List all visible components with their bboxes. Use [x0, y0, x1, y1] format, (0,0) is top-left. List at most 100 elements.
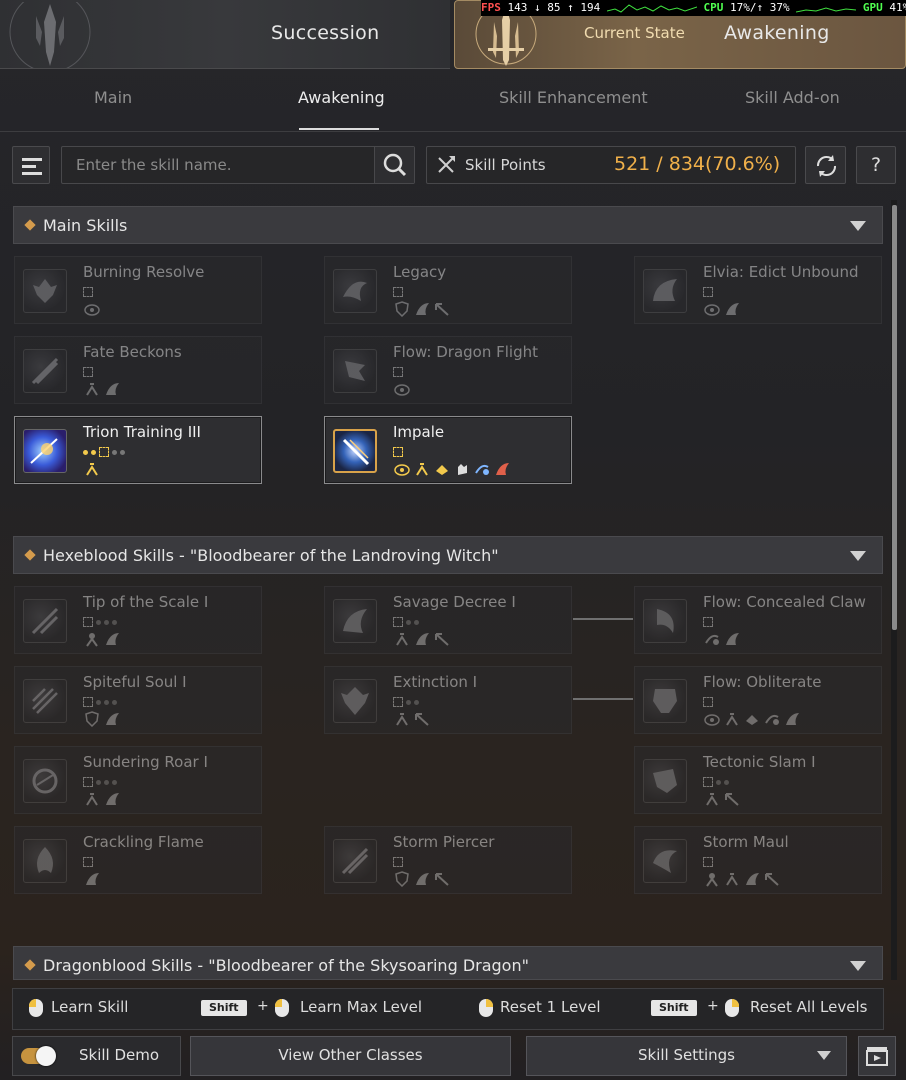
- skill-level-indicator: [83, 367, 93, 377]
- collapse-caret-icon: [850, 961, 866, 971]
- subtab-skill-enhancement[interactable]: Skill Enhancement: [499, 88, 648, 107]
- reset-skills-button[interactable]: [805, 146, 846, 184]
- dash-tag-icon: [393, 711, 411, 727]
- skill-card-flow-obliterate[interactable]: Flow: Obliterate: [634, 666, 882, 734]
- shield-tag-icon: [83, 711, 101, 727]
- float-tag-icon: [703, 631, 721, 647]
- arrow-tag-icon: [433, 301, 451, 317]
- wing-tag-icon: [493, 461, 511, 477]
- skill-level-indicator: [393, 617, 419, 627]
- skill-card-crackling-flame[interactable]: Crackling Flame: [14, 826, 262, 894]
- skill-card-fate-beckons[interactable]: Fate Beckons: [14, 336, 262, 404]
- skill-card-extinction-i[interactable]: Extinction I: [324, 666, 572, 734]
- section-main-skills[interactable]: Main Skills: [13, 206, 883, 244]
- fps-graph-icon: [606, 4, 698, 13]
- savage-decree-icon: [333, 599, 377, 643]
- section-hexeblood-skills[interactable]: Hexeblood Skills - "Bloodbearer of the L…: [13, 536, 883, 574]
- tab-current-state[interactable]: Current State: [584, 24, 685, 42]
- subtab-awakening[interactable]: Awakening: [298, 88, 385, 107]
- diamond-icon: [24, 219, 36, 231]
- help-button[interactable]: ?: [856, 146, 896, 184]
- wing-tag-icon: [783, 711, 801, 727]
- skill-card-burning-resolve[interactable]: Burning Resolve: [14, 256, 262, 324]
- cpu-value: 17%/↑ 37%: [729, 1, 790, 14]
- elvia-edict-unbound-icon: [643, 269, 687, 313]
- hint-reset-one-level: Reset 1 Level: [500, 998, 601, 1016]
- skill-level-indicator: [393, 447, 403, 457]
- skill-name: Flow: Obliterate: [703, 673, 822, 691]
- crossed-axes-icon: [438, 156, 455, 173]
- skill-card-storm-maul[interactable]: Storm Maul: [634, 826, 882, 894]
- legacy-icon: [333, 269, 377, 313]
- wing-tag-icon: [743, 871, 761, 887]
- skill-card-legacy[interactable]: Legacy: [324, 256, 572, 324]
- arrow-tag-icon: [723, 791, 741, 807]
- skill-card-savage-decree-i[interactable]: Savage Decree I: [324, 586, 572, 654]
- section-title: Main Skills: [43, 216, 128, 235]
- skill-card-spiteful-soul-i[interactable]: Spiteful Soul I: [14, 666, 262, 734]
- skill-video-button[interactable]: [858, 1036, 896, 1076]
- search-button[interactable]: [374, 147, 414, 183]
- skill-name: Storm Maul: [703, 833, 789, 851]
- shift-key-icon: Shift: [201, 1000, 247, 1016]
- skill-level-indicator: [703, 617, 713, 627]
- fate-beckons-icon: [23, 349, 67, 393]
- video-clapper-icon: [866, 1047, 888, 1066]
- scrollbar-thumb[interactable]: [892, 205, 897, 630]
- search-icon: [383, 153, 407, 177]
- collapse-caret-icon: [850, 221, 866, 231]
- skill-level-indicator: [393, 857, 403, 867]
- skill-card-tectonic-slam-i[interactable]: Tectonic Slam I: [634, 746, 882, 814]
- skill-link-line: [573, 698, 633, 700]
- wing-tag-icon: [103, 381, 121, 397]
- wing-tag-icon: [413, 631, 431, 647]
- arrow-tag-icon: [433, 631, 451, 647]
- fps-label: FPS: [481, 1, 501, 14]
- skill-name: Impale: [393, 423, 445, 441]
- plus-sign: +: [707, 998, 719, 1014]
- impale-icon: [333, 429, 377, 473]
- counter-tag-icon: [703, 301, 721, 317]
- view-other-classes-button[interactable]: View Other Classes: [190, 1036, 511, 1076]
- arrow-tag-icon: [763, 871, 781, 887]
- refresh-icon: [817, 155, 836, 177]
- storm-piercer-icon: [333, 839, 377, 883]
- wing-tag-icon: [723, 301, 741, 317]
- tab-succession-label: Succession: [271, 22, 380, 44]
- skill-card-storm-piercer[interactable]: Storm Piercer: [324, 826, 572, 894]
- skill-card-flow-concealed-claw[interactable]: Flow: Concealed Claw: [634, 586, 882, 654]
- skill-level-indicator: [83, 697, 117, 707]
- stagger-tag-icon: [703, 871, 721, 887]
- skill-name: Fate Beckons: [83, 343, 182, 361]
- plus-sign: +: [257, 998, 269, 1014]
- subtab-main[interactable]: Main: [94, 88, 132, 107]
- storm-maul-icon: [643, 839, 687, 883]
- shield-tag-icon: [393, 871, 411, 887]
- dash-tag-icon: [83, 381, 101, 397]
- skill-card-impale[interactable]: Impale: [324, 416, 572, 484]
- right-click-icon: [725, 999, 739, 1017]
- skill-level-indicator: [703, 857, 713, 867]
- skill-card-sundering-roar-i[interactable]: Sundering Roar I: [14, 746, 262, 814]
- list-menu-button[interactable]: [12, 146, 50, 184]
- skill-name: Sundering Roar I: [83, 753, 208, 771]
- skill-level-indicator: [393, 697, 419, 707]
- toggle-knob[interactable]: [36, 1046, 56, 1066]
- skill-card-elvia-edict-unbound[interactable]: Elvia: Edict Unbound: [634, 256, 882, 324]
- tectonic-slam-icon: [643, 759, 687, 803]
- stagger-tag-icon: [83, 631, 101, 647]
- subtab-skill-add-on[interactable]: Skill Add-on: [745, 88, 840, 107]
- left-click-icon: [275, 999, 289, 1017]
- skill-card-trion-training-iii[interactable]: Trion Training III: [14, 416, 262, 484]
- skill-card-tip-of-the-scale-i[interactable]: Tip of the Scale I: [14, 586, 262, 654]
- flow-obliterate-icon: [643, 679, 687, 723]
- skill-level-indicator: [83, 857, 93, 867]
- skill-name: Elvia: Edict Unbound: [703, 263, 859, 281]
- gpu-label: GPU: [862, 1, 883, 14]
- skill-settings-dropdown[interactable]: Skill Settings: [526, 1036, 847, 1076]
- skill-card-flow-dragon-flight[interactable]: Flow: Dragon Flight: [324, 336, 572, 404]
- skill-search-input[interactable]: [62, 147, 376, 183]
- wing-tag-icon: [83, 871, 101, 887]
- push-tag-icon: [433, 461, 451, 477]
- section-dragonblood-skills[interactable]: Dragonblood Skills - "Bloodbearer of the…: [13, 946, 883, 980]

* [Descrizione del problema]
Nei record riportati sopra cambia ogni "wing-tag-icon" in "wing-icon" lasciando tutto il resto invariato. Riscrivi le righe senza includere le immagini.

* [Risposta]
List all visible components with their bboxes. Use [x0, y0, x1, y1] format, (0,0) is top-left. List at most 100 elements.
- skill-level-indicator: [83, 367, 93, 377]
- collapse-caret-icon: [850, 961, 866, 971]
- subtab-skill-enhancement[interactable]: Skill Enhancement: [499, 88, 648, 107]
- reset-skills-button[interactable]: [805, 146, 846, 184]
- dash-tag-icon: [393, 711, 411, 727]
- skill-card-flow-obliterate[interactable]: Flow: Obliterate: [634, 666, 882, 734]
- shield-tag-icon: [83, 711, 101, 727]
- float-tag-icon: [703, 631, 721, 647]
- arrow-tag-icon: [433, 301, 451, 317]
- wing-icon: [493, 461, 511, 477]
- skill-level-indicator: [393, 617, 419, 627]
- skill-card-crackling-flame[interactable]: Crackling Flame: [14, 826, 262, 894]
- skill-card-fate-beckons[interactable]: Fate Beckons: [14, 336, 262, 404]
- skill-card-extinction-i[interactable]: Extinction I: [324, 666, 572, 734]
- section-main-skills[interactable]: Main Skills: [13, 206, 883, 244]
- fps-graph-icon: [606, 4, 698, 13]
- savage-decree-icon: [333, 599, 377, 643]
- section-hexeblood-skills[interactable]: Hexeblood Skills - "Bloodbearer of the L…: [13, 536, 883, 574]
- tab-current-state[interactable]: Current State: [584, 24, 685, 42]
- subtab-awakening[interactable]: Awakening: [298, 88, 385, 107]
- diamond-icon: [24, 219, 36, 231]
- help-button[interactable]: ?: [856, 146, 896, 184]
- wing-icon: [783, 711, 801, 727]
- skill-card-burning-resolve[interactable]: Burning Resolve: [14, 256, 262, 324]
- cpu-value: 17%/↑ 37%: [729, 1, 790, 14]
- elvia-edict-unbound-icon: [643, 269, 687, 313]
- hint-reset-one-level: Reset 1 Level: [500, 998, 601, 1016]
- skill-level-indicator: [393, 447, 403, 457]
- skill-name: Flow: Obliterate: [703, 673, 822, 691]
- crossed-axes-icon: [438, 156, 455, 173]
- skill-card-storm-maul[interactable]: Storm Maul: [634, 826, 882, 894]
- legacy-icon: [333, 269, 377, 313]
- wing-icon: [743, 871, 761, 887]
- skill-card-legacy[interactable]: Legacy: [324, 256, 572, 324]
- arrow-tag-icon: [723, 791, 741, 807]
- skill-card-savage-decree-i[interactable]: Savage Decree I: [324, 586, 572, 654]
- section-title: Main Skills: [43, 216, 128, 235]
- skill-card-spiteful-soul-i[interactable]: Spiteful Soul I: [14, 666, 262, 734]
- skill-video-button[interactable]: [858, 1036, 896, 1076]
- search-button[interactable]: [374, 147, 414, 183]
- skill-name: Storm Maul: [703, 833, 789, 851]
- shift-key-icon: Shift: [201, 1000, 247, 1016]
- skill-level-indicator: [703, 617, 713, 627]
- fate-beckons-icon: [23, 349, 67, 393]
- video-clapper-icon: [866, 1047, 888, 1066]
- scrollbar-thumb[interactable]: [892, 205, 897, 630]
- search-icon: [383, 153, 407, 177]
- collapse-caret-icon: [850, 221, 866, 231]
- skill-level-indicator: [393, 857, 403, 867]
- skill-card-tectonic-slam-i[interactable]: Tectonic Slam I: [634, 746, 882, 814]
- skill-link-line: [573, 698, 633, 700]
- wing-icon: [103, 381, 121, 397]
- wing-icon: [413, 631, 431, 647]
- arrow-tag-icon: [433, 631, 451, 647]
- fps-label: FPS: [481, 1, 501, 14]
- skill-name: Impale: [393, 423, 445, 441]
- plus-sign: +: [707, 998, 719, 1014]
- impale-icon: [333, 429, 377, 473]
- counter-tag-icon: [703, 301, 721, 317]
- view-other-classes-button[interactable]: View Other Classes: [190, 1036, 511, 1076]
- arrow-tag-icon: [763, 871, 781, 887]
- refresh-icon: [817, 155, 836, 177]
- storm-piercer-icon: [333, 839, 377, 883]
- wing-icon: [723, 301, 741, 317]
- tab-succession-label: Succession: [271, 22, 380, 44]
- skill-card-storm-piercer[interactable]: Storm Piercer: [324, 826, 572, 894]
- skill-card-flow-concealed-claw[interactable]: Flow: Concealed Claw: [634, 586, 882, 654]
- skill-level-indicator: [83, 697, 117, 707]
- stagger-tag-icon: [703, 871, 721, 887]
- skill-name: Fate Beckons: [83, 343, 182, 361]
- plus-sign: +: [257, 998, 269, 1014]
- subtab-main[interactable]: Main: [94, 88, 132, 107]
- storm-maul-icon: [643, 839, 687, 883]
- shield-tag-icon: [393, 871, 411, 887]
- dash-tag-icon: [83, 381, 101, 397]
- skill-card-impale[interactable]: Impale: [324, 416, 572, 484]
- right-click-icon: [725, 999, 739, 1017]
- skill-level-indicator: [703, 857, 713, 867]
- skill-card-sundering-roar-i[interactable]: Sundering Roar I: [14, 746, 262, 814]
- list-menu-button[interactable]: [12, 146, 50, 184]
- skill-name: Sundering Roar I: [83, 753, 208, 771]
- skill-level-indicator: [393, 697, 419, 707]
- toggle-knob[interactable]: [36, 1046, 56, 1066]
- skill-card-elvia-edict-unbound[interactable]: Elvia: Edict Unbound: [634, 256, 882, 324]
- tectonic-slam-icon: [643, 759, 687, 803]
- stagger-tag-icon: [83, 631, 101, 647]
- subtab-skill-add-on[interactable]: Skill Add-on: [745, 88, 840, 107]
- left-click-icon: [275, 999, 289, 1017]
- skill-card-trion-training-iii[interactable]: Trion Training III: [14, 416, 262, 484]
- skill-card-tip-of-the-scale-i[interactable]: Tip of the Scale I: [14, 586, 262, 654]
- flow-obliterate-icon: [643, 679, 687, 723]
- skill-level-indicator: [83, 857, 93, 867]
- skill-name: Elvia: Edict Unbound: [703, 263, 859, 281]
- gpu-label: GPU: [862, 1, 883, 14]
- skill-settings-dropdown[interactable]: Skill Settings: [526, 1036, 847, 1076]
- skill-card-flow-dragon-flight[interactable]: Flow: Dragon Flight: [324, 336, 572, 404]
- skill-search-input[interactable]: [62, 147, 376, 183]
- wing-icon: [83, 871, 101, 887]
- push-tag-icon: [433, 461, 451, 477]
- section-dragonblood-skills[interactable]: Dragonblood Skills - "Bloodbearer of the…: [13, 946, 883, 980]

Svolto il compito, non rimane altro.